* WORK TO COMPLETE *
Retype the material below line for line, with no changes.

* DATA FOR THIS EXERCISE *
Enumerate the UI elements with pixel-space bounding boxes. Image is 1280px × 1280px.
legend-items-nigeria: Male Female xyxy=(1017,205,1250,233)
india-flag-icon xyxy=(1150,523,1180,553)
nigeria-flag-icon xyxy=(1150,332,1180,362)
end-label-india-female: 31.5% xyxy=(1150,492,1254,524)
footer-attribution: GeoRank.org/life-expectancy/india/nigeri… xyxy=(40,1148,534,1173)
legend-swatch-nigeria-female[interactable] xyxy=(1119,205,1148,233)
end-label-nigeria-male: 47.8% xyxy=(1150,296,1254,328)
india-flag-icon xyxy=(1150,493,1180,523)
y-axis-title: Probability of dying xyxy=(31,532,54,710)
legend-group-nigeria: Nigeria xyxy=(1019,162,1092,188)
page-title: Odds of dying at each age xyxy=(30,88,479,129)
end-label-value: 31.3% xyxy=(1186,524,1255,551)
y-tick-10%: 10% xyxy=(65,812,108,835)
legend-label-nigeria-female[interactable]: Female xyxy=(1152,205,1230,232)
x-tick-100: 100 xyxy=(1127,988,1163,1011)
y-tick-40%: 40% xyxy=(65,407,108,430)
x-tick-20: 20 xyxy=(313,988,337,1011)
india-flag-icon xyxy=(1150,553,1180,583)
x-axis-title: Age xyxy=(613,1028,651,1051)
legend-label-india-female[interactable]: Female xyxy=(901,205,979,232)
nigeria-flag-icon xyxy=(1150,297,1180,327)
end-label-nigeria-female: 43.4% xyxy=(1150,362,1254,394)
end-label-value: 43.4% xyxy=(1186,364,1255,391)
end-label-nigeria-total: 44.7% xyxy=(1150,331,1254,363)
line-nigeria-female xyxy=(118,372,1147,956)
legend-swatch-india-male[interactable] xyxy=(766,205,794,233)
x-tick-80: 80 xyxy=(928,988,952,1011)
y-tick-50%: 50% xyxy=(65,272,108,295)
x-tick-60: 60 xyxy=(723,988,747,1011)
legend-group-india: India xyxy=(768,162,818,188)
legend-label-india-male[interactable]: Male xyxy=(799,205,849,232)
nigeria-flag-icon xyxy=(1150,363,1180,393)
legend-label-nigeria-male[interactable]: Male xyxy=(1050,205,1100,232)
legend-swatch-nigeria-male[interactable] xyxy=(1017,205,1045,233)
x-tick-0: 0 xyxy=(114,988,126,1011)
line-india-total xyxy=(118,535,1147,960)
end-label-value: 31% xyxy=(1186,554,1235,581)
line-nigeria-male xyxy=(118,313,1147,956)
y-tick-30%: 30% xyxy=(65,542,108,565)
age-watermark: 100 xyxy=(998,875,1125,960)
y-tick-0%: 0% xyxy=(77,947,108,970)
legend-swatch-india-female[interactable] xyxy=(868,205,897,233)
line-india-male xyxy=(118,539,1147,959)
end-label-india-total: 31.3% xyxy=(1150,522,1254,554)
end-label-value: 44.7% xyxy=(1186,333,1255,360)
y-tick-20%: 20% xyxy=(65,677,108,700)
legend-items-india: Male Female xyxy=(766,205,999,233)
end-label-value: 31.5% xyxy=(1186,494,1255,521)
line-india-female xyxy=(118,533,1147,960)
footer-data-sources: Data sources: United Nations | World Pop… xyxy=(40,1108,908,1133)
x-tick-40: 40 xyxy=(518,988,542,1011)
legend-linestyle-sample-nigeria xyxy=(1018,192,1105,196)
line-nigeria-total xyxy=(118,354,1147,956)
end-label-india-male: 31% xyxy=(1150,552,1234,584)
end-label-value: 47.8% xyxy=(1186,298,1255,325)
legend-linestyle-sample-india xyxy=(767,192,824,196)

* TASK ANSWER *
Enumerate the UI elements with pixel-space bounding boxes. Image is 1280px × 1280px.
legend-items-nigeria: Male Female xyxy=(1017,205,1250,233)
india-flag-icon xyxy=(1150,523,1180,553)
nigeria-flag-icon xyxy=(1150,332,1180,362)
end-label-india-female: 31.5% xyxy=(1150,492,1254,524)
footer-attribution: GeoRank.org/life-expectancy/india/nigeri… xyxy=(40,1148,534,1173)
legend-swatch-nigeria-female[interactable] xyxy=(1119,205,1148,233)
end-label-nigeria-male: 47.8% xyxy=(1150,296,1254,328)
india-flag-icon xyxy=(1150,493,1180,523)
y-axis-title: Probability of dying xyxy=(31,532,54,710)
legend-group-nigeria: Nigeria xyxy=(1019,162,1092,188)
page-title: Odds of dying at each age xyxy=(30,88,479,129)
end-label-value: 31.3% xyxy=(1186,524,1255,551)
y-tick-10%: 10% xyxy=(65,812,108,835)
legend-label-nigeria-female[interactable]: Female xyxy=(1152,205,1230,232)
x-tick-100: 100 xyxy=(1127,988,1163,1011)
y-tick-40%: 40% xyxy=(65,407,108,430)
x-tick-20: 20 xyxy=(313,988,337,1011)
india-flag-icon xyxy=(1150,553,1180,583)
x-axis-title: Age xyxy=(613,1028,651,1051)
legend-label-india-female[interactable]: Female xyxy=(901,205,979,232)
nigeria-flag-icon xyxy=(1150,297,1180,327)
end-label-nigeria-female: 43.4% xyxy=(1150,362,1254,394)
end-label-value: 43.4% xyxy=(1186,364,1255,391)
end-label-nigeria-total: 44.7% xyxy=(1150,331,1254,363)
line-nigeria-female xyxy=(118,372,1147,956)
legend-swatch-india-male[interactable] xyxy=(766,205,794,233)
x-tick-80: 80 xyxy=(928,988,952,1011)
y-tick-50%: 50% xyxy=(65,272,108,295)
x-tick-60: 60 xyxy=(723,988,747,1011)
legend-group-india: India xyxy=(768,162,818,188)
legend-label-india-male[interactable]: Male xyxy=(799,205,849,232)
nigeria-flag-icon xyxy=(1150,363,1180,393)
legend-label-nigeria-male[interactable]: Male xyxy=(1050,205,1100,232)
legend-swatch-nigeria-male[interactable] xyxy=(1017,205,1045,233)
x-tick-0: 0 xyxy=(114,988,126,1011)
line-india-total xyxy=(118,535,1147,960)
end-label-value: 31% xyxy=(1186,554,1235,581)
line-nigeria-male xyxy=(118,313,1147,956)
y-tick-30%: 30% xyxy=(65,542,108,565)
age-watermark: 100 xyxy=(998,875,1125,960)
y-tick-0%: 0% xyxy=(77,947,108,970)
legend-swatch-india-female[interactable] xyxy=(868,205,897,233)
line-india-male xyxy=(118,539,1147,959)
end-label-india-total: 31.3% xyxy=(1150,522,1254,554)
end-label-value: 44.7% xyxy=(1186,333,1255,360)
y-tick-20%: 20% xyxy=(65,677,108,700)
legend-items-india: Male Female xyxy=(766,205,999,233)
end-label-value: 31.5% xyxy=(1186,494,1255,521)
line-india-female xyxy=(118,533,1147,960)
footer-data-sources: Data sources: United Nations | World Pop… xyxy=(40,1108,908,1133)
x-tick-40: 40 xyxy=(518,988,542,1011)
legend-linestyle-sample-nigeria xyxy=(1018,192,1105,196)
line-nigeria-total xyxy=(118,354,1147,956)
end-label-india-male: 31% xyxy=(1150,552,1234,584)
end-label-value: 47.8% xyxy=(1186,298,1255,325)
legend-linestyle-sample-india xyxy=(767,192,824,196)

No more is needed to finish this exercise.